TRECHO DO TEXTO:
--

Uma crise matrimonial. De um lado, o marido apático que reencontra a emoção em pleno júri popular de um caso de assassinato. No outro, sua mulher, galanteada por um sujeito simpático num cruzeiro dos Romanov.

Crítica

No segundo episódio de The Romanoffs, intitulado The Royal We, há uma típica crise de casal sendo administrada por uma terapeuta. A profissional tenta encontrar os pontos de divergência responsáveis por minar o matrimônio. Michael (Corey Stoll) é apático até nessa sessão com a mediadora que lhe instiga a investigar os motivos do esfriamento doméstico. Já sua esposa, Shelly (Kerry Bishé), é voluntariosa, dada a conversar abertamente sobre frustrações e o que as valha. Na verdade, ela faz uma força danada para salvar a relação, enquanto o marido demonstra uma desorientação não efetivamente perscrutada pelo diretor Matthew Weiner, tampouco como traço familiar, já que ele é um Romanov. Assim como no fragmento inaugural, a trama é bem comezinha, com elementos recorrentes nesse tipo de abordagem de naufrágios maritais. Traições, novas pessoas que mostram, a ambos, chamas aparentemente apagadas, segredos e obsessões, tudo perpassa ordinariamente a história de um amor prestes a acabar.

--

DADOS FORNECIDOS:
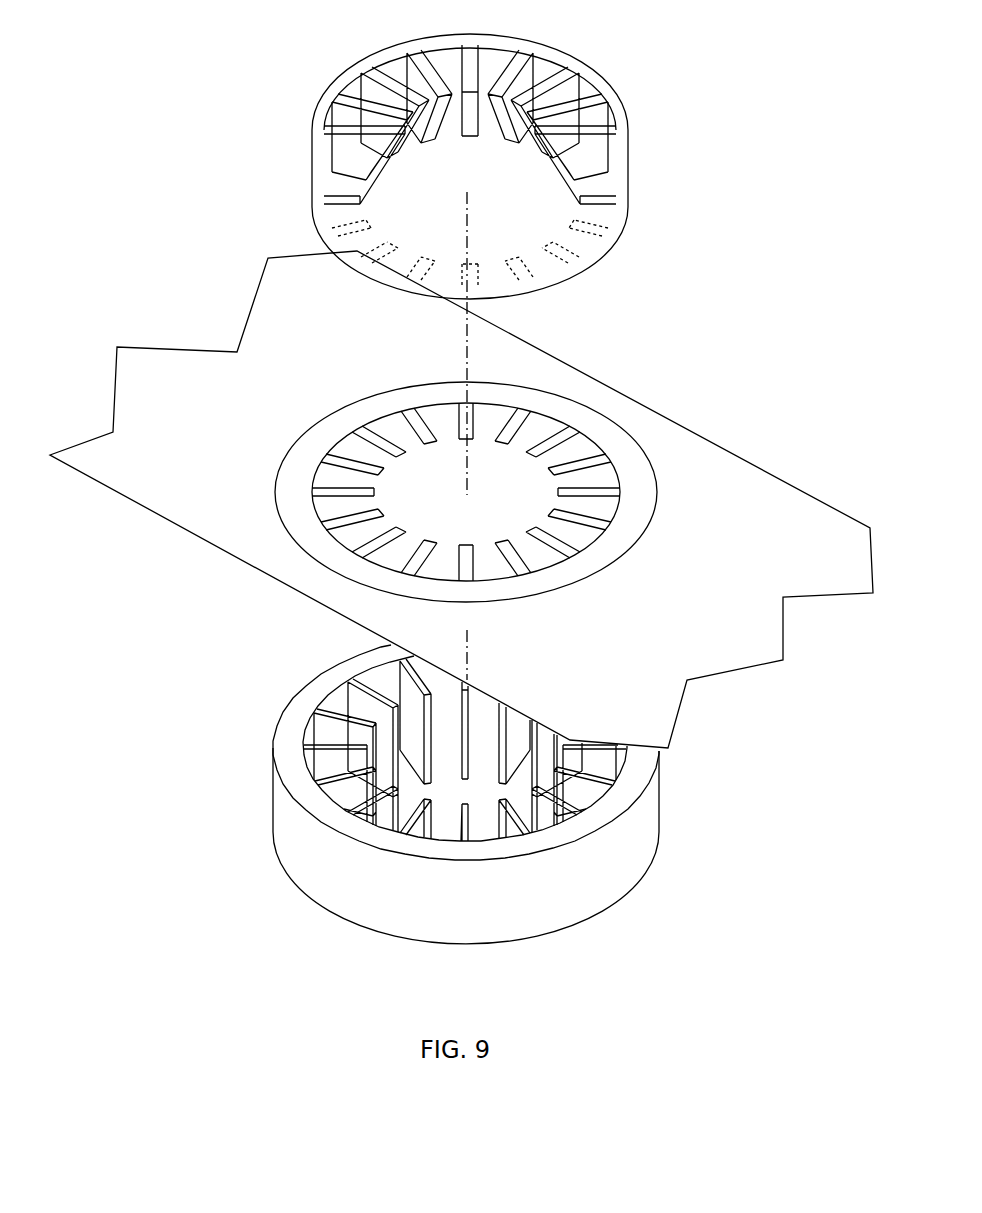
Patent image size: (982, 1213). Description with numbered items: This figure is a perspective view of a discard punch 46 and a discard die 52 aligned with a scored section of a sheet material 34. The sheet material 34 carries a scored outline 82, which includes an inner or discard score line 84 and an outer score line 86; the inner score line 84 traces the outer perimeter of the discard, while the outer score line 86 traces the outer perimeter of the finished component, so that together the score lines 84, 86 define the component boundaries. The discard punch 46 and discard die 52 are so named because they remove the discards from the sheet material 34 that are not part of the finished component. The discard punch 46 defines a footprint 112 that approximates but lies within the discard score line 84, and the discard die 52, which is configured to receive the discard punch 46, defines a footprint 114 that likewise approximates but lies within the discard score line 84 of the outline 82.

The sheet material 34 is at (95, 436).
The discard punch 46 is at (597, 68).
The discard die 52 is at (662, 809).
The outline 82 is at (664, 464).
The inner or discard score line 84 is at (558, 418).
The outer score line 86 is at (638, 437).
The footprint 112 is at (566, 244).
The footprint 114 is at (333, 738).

--

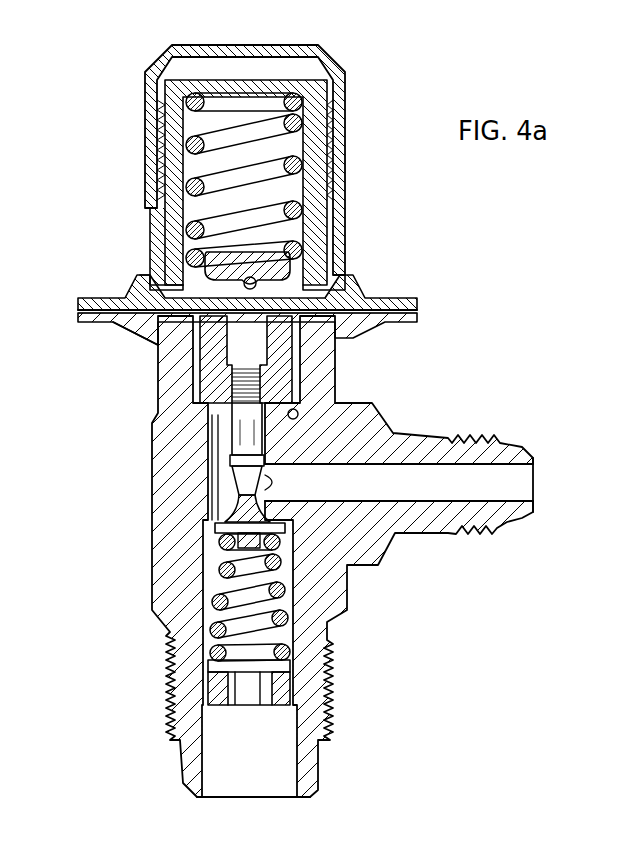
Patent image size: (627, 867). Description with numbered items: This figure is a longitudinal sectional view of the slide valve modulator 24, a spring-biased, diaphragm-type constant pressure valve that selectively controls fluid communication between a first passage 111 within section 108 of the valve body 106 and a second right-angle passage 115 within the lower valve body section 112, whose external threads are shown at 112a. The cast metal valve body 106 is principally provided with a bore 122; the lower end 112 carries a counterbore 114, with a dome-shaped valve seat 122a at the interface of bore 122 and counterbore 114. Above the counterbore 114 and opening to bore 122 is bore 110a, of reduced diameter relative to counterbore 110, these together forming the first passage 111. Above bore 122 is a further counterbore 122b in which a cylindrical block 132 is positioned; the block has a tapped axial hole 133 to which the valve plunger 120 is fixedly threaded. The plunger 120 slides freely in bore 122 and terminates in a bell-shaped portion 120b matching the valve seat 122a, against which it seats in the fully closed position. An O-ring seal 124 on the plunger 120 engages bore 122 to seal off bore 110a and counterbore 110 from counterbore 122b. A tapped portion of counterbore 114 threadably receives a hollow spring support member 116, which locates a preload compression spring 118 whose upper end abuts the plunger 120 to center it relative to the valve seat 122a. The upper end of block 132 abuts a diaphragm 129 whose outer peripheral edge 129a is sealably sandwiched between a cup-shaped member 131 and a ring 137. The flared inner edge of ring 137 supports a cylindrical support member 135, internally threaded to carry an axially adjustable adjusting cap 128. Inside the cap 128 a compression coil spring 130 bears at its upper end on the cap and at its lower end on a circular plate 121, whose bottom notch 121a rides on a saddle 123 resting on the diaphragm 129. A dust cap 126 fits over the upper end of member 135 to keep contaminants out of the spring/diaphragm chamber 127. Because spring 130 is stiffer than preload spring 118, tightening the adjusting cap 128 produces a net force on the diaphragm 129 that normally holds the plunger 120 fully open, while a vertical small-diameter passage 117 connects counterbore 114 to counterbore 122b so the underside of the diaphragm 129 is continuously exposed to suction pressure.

--

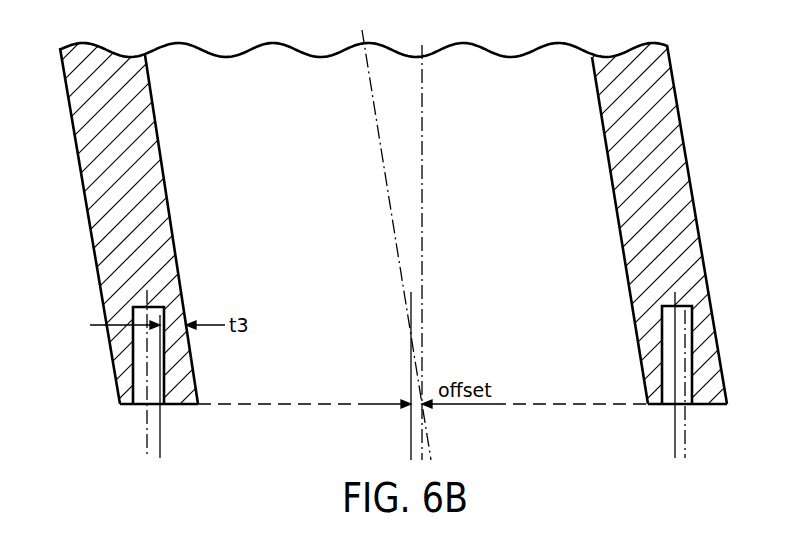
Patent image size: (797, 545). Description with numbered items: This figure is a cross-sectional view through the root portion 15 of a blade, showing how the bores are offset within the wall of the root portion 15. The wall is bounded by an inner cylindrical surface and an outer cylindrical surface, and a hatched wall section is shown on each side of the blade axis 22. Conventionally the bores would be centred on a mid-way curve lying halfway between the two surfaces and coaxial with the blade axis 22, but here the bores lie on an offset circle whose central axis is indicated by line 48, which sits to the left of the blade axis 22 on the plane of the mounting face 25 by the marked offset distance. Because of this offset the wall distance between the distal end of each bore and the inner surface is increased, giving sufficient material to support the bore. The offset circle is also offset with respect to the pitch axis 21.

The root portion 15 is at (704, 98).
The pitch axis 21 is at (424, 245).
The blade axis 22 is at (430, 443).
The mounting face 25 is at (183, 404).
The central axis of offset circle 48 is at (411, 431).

--

Segundo a crítica sobre The Romanoffs, quem interpreta Shelly no episódio The Royal We?

RESPOSTA AO PROBLEMA: Kerry Bishé.